┌─ Data lines

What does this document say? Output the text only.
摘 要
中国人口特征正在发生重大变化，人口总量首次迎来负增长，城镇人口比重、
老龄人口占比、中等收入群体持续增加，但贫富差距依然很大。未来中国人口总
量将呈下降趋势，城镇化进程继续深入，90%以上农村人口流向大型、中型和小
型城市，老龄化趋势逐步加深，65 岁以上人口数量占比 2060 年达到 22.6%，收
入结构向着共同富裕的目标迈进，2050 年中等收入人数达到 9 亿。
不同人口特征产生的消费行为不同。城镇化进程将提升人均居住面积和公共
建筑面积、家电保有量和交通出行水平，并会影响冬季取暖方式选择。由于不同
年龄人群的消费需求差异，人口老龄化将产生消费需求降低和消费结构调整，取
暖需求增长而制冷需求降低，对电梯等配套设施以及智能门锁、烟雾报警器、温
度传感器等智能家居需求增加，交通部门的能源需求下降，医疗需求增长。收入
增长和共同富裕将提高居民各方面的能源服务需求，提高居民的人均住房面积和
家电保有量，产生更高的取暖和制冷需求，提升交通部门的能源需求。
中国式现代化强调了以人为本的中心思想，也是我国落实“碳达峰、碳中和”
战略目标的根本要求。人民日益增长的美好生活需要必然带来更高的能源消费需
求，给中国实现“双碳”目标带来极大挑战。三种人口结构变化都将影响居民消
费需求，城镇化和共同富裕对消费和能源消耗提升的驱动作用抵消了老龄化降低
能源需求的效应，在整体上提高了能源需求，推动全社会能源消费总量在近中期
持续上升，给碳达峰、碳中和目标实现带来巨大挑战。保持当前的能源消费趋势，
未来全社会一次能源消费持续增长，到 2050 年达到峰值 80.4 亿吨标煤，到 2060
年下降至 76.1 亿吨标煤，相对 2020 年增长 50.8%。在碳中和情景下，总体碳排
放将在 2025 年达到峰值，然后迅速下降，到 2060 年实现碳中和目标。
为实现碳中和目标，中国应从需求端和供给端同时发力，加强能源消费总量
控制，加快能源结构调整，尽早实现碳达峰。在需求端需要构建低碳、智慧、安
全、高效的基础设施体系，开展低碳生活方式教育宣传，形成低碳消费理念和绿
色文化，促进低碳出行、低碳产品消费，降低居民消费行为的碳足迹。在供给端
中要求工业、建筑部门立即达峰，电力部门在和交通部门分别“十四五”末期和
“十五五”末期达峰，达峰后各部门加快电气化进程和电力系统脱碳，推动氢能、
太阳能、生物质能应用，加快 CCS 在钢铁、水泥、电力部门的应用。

└─

Please give back all of the records exactly as written.

» **Result for this task**:
What does this document say? Output the text only.
摘 要
中国人口特征正在发生重大变化，人口总量首次迎来负增长，城镇人口比重、
老龄人口占比、中等收入群体持续增加，但贫富差距依然很大。未来中国人口总
量将呈下降趋势，城镇化进程继续深入，90%以上农村人口流向大型、中型和小
型城市，老龄化趋势逐步加深，65 岁以上人口数量占比 2060 年达到 22.6%，收
入结构向着共同富裕的目标迈进，2050 年中等收入人数达到 9 亿。
不同人口特征产生的消费行为不同。城镇化进程将提升人均居住面积和公共
建筑面积、家电保有量和交通出行水平，并会影响冬季取暖方式选择。由于不同
年龄人群的消费需求差异，人口老龄化将产生消费需求降低和消费结构调整，取
暖需求增长而制冷需求降低，对电梯等配套设施以及智能门锁、烟雾报警器、温
度传感器等智能家居需求增加，交通部门的能源需求下降，医疗需求增长。收入
增长和共同富裕将提高居民各方面的能源服务需求，提高居民的人均住房面积和
家电保有量，产生更高的取暖和制冷需求，提升交通部门的能源需求。
中国式现代化强调了以人为本的中心思想，也是我国落实“碳达峰、碳中和”
战略目标的根本要求。人民日益增长的美好生活需要必然带来更高的能源消费需
求，给中国实现“双碳”目标带来极大挑战。三种人口结构变化都将影响居民消
费需求，城镇化和共同富裕对消费和能源消耗提升的驱动作用抵消了老龄化降低
能源需求的效应，在整体上提高了能源需求，推动全社会能源消费总量在近中期
持续上升，给碳达峰、碳中和目标实现带来巨大挑战。保持当前的能源消费趋势，
未来全社会一次能源消费持续增长，到 2050 年达到峰值 80.4 亿吨标煤，到 2060
年下降至 76.1 亿吨标煤，相对 2020 年增长 50.8%。在碳中和情景下，总体碳排
放将在 2025 年达到峰值，然后迅速下降，到 2060 年实现碳中和目标。
为实现碳中和目标，中国应从需求端和供给端同时发力，加强能源消费总量
控制，加快能源结构调整，尽早实现碳达峰。在需求端需要构建低碳、智慧、安
全、高效的基础设施体系，开展低碳生活方式教育宣传，形成低碳消费理念和绿
色文化，促进低碳出行、低碳产品消费，降低居民消费行为的碳足迹。在供给端
中要求工业、建筑部门立即达峰，电力部门在和交通部门分别“十四五”末期和
“十五五”末期达峰，达峰后各部门加快电气化进程和电力系统脱碳，推动氢能、
太阳能、生物质能应用，加快 CCS 在钢铁、水泥、电力部门的应用。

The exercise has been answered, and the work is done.